Chart and figure data
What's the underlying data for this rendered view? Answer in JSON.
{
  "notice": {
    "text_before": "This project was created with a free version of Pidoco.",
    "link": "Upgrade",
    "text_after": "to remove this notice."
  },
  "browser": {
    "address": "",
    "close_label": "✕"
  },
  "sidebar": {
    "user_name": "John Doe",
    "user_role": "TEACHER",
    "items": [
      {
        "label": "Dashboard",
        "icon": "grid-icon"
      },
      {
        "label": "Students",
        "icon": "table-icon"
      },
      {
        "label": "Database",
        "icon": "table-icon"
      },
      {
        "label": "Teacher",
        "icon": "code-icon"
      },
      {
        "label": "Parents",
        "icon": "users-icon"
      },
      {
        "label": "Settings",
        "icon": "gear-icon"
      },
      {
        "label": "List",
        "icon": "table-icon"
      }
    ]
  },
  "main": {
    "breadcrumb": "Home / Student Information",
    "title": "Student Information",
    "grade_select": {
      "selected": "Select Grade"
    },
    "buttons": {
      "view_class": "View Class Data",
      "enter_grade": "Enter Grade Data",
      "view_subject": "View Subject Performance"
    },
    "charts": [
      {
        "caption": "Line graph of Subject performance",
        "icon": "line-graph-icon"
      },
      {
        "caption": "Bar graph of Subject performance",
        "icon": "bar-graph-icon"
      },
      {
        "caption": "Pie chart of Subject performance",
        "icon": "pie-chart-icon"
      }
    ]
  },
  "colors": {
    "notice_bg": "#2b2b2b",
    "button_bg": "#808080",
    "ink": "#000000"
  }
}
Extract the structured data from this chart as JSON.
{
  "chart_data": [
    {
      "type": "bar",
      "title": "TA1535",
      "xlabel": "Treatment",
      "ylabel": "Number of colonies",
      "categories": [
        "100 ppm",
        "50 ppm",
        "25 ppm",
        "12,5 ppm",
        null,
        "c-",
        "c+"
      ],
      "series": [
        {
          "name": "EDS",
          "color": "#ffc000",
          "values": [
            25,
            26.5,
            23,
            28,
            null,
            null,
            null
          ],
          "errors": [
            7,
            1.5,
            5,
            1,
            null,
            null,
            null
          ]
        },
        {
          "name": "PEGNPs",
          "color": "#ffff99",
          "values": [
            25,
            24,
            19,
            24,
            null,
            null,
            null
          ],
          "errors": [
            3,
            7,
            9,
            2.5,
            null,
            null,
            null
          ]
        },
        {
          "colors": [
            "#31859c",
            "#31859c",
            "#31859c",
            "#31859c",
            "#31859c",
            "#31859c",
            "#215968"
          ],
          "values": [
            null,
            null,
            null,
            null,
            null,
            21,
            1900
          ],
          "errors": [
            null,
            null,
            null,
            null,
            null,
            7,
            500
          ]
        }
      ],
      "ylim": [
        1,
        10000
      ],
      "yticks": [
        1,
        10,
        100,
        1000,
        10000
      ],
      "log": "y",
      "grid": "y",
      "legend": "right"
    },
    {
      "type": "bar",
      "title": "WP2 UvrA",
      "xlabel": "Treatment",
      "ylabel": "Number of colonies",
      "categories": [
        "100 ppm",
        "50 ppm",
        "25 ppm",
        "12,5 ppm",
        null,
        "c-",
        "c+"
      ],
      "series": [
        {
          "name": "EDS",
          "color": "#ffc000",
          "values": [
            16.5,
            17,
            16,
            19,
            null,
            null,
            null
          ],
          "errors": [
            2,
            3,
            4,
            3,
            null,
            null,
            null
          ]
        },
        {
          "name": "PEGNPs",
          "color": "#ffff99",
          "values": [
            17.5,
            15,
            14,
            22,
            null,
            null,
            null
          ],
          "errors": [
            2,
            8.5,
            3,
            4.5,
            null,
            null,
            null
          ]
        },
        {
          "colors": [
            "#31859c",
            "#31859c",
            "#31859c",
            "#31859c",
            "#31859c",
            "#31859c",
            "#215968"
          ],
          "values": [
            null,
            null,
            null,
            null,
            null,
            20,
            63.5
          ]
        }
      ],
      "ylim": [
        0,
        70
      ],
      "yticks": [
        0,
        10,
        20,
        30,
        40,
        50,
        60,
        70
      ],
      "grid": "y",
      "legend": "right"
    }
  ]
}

• [WHAT TO WORK ON]:
Gather each line of the records holding the string "caption".

• [ANSWER TO THIS TASK]:
        "caption": "Line graph of Subject performance",
        "caption": "Bar graph of Subject performance",
        "caption": "Pie chart of Subject performance",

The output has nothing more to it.